**Written exercise**
Reproduce each line from the records that holds "this".

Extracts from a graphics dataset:
==================================================
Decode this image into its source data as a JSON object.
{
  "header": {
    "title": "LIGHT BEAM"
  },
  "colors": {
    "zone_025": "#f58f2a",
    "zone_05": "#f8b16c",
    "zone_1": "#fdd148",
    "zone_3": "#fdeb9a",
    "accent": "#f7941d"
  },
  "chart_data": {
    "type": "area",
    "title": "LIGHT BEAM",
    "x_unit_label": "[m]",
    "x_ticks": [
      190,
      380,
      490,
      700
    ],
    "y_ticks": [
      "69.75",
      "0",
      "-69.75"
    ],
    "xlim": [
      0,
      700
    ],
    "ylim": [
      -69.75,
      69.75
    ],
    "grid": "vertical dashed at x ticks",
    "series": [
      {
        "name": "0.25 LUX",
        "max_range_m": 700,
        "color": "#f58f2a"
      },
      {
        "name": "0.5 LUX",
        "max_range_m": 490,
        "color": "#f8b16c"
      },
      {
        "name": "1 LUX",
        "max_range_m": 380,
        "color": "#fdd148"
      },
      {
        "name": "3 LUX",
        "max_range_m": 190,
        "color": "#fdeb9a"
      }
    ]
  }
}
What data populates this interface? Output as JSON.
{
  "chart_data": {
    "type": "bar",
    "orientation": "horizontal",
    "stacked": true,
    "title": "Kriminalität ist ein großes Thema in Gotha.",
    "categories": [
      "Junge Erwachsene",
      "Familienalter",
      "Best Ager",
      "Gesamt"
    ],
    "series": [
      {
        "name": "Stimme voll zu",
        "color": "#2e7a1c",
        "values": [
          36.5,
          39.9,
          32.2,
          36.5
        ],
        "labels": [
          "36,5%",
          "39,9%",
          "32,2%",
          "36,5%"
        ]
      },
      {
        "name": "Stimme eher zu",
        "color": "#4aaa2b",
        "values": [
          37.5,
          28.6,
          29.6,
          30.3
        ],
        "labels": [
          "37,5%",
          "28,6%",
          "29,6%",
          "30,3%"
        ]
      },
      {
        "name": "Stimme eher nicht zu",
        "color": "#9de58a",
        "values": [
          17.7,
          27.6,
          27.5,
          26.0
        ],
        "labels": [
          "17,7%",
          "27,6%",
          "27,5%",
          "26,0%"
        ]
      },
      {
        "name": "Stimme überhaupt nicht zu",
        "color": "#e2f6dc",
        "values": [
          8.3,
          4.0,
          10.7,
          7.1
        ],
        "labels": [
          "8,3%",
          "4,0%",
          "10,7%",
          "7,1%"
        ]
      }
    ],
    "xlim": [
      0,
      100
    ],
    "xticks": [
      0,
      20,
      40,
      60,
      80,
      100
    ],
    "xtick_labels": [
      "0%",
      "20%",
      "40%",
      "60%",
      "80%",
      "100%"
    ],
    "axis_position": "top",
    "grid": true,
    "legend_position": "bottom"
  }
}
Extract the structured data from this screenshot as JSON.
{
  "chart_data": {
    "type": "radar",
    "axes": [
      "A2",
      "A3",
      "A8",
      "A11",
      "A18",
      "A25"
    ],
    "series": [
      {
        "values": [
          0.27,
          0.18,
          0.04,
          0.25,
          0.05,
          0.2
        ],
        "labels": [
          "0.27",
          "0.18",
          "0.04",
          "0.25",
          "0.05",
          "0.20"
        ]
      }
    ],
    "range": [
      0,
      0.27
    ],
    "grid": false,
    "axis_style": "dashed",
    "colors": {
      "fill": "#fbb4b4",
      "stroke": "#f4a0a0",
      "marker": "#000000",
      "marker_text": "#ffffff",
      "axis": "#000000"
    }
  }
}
==================================================
**Response to the task**
Decode this image into its source data as a JSON object.
What data populates this interface? Output as JSON.
Extract the structured data from this screenshot as JSON.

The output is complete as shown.